Extracted data entries:
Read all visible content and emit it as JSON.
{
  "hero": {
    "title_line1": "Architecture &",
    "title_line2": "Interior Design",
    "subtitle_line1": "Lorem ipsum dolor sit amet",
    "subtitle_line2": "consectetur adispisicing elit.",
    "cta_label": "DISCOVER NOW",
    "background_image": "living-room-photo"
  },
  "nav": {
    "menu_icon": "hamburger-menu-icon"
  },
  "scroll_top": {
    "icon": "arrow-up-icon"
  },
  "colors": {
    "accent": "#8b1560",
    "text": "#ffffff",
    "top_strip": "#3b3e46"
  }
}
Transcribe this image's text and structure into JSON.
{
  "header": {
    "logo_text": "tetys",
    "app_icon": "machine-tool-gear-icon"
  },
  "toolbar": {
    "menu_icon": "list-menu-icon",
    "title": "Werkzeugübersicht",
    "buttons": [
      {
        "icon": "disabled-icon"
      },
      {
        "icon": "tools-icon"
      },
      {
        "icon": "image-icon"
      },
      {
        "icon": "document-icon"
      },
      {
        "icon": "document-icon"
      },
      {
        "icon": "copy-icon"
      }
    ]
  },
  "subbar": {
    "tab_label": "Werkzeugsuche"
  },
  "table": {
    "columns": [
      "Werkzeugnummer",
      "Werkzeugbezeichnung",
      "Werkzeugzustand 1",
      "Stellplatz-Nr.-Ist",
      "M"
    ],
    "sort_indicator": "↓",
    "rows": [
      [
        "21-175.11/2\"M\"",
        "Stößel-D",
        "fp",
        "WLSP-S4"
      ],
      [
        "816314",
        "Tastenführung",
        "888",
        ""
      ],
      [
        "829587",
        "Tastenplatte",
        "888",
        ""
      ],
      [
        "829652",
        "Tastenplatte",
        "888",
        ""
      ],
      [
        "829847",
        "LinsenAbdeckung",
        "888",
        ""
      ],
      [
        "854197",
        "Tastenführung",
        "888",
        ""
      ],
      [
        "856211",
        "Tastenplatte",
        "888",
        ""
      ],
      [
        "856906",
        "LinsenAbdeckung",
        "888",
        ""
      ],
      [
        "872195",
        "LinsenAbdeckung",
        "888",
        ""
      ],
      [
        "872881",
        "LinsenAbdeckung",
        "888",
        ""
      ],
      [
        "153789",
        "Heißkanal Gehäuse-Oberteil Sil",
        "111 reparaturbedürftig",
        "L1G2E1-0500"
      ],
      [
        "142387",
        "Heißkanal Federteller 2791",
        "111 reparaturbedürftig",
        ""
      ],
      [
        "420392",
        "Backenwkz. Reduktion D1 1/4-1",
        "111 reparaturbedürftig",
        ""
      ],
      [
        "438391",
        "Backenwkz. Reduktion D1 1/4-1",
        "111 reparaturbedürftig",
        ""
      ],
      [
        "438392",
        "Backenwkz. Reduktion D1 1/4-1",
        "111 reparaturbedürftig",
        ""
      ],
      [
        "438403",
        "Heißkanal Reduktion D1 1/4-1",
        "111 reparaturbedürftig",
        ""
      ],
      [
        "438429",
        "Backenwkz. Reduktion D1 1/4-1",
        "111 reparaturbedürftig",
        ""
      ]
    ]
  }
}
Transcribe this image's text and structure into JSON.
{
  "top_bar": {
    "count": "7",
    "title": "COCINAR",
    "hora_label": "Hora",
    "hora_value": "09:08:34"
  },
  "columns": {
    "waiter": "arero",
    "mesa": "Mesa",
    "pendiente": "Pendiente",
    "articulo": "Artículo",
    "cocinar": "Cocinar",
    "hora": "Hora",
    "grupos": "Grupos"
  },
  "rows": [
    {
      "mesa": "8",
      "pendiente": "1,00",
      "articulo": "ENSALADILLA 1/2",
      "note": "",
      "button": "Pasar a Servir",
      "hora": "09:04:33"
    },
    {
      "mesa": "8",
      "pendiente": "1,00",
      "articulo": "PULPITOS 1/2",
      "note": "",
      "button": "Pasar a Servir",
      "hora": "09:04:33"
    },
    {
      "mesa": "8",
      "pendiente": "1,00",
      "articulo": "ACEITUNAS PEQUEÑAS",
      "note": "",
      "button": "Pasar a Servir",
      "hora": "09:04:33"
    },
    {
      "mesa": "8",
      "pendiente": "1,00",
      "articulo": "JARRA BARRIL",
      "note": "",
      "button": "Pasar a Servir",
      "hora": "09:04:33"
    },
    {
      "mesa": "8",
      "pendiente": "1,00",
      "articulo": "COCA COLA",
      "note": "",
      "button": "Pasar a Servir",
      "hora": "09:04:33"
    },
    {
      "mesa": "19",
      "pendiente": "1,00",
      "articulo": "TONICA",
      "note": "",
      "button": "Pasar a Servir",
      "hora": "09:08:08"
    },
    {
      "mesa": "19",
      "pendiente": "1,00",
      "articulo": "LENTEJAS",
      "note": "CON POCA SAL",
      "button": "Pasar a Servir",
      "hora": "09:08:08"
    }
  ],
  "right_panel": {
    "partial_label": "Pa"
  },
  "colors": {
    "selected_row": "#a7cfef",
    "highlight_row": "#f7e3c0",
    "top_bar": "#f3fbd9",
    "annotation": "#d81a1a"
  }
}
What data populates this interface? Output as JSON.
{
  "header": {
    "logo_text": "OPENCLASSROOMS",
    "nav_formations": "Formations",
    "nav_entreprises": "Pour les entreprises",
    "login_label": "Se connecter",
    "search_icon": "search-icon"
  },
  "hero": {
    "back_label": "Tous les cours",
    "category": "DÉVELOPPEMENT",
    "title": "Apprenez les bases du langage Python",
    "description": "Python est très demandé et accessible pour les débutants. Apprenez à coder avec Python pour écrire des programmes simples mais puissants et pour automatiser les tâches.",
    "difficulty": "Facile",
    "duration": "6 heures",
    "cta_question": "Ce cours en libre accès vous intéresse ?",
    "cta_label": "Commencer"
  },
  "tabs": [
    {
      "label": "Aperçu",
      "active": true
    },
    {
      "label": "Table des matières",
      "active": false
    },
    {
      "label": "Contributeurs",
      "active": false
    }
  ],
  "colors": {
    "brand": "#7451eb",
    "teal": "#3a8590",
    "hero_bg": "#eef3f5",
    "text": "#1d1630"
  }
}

**Stated problem**
Filter the records above for lines containing the word "Python", and copy those lines.

**Output of the task**
    "title": "Apprenez les bases du langage Python",
    "description": "Python est très demandé et accessible pour les débutants. Apprenez à coder avec Python pour écrire des programmes simples mais puissants et pour automatiser les tâches.",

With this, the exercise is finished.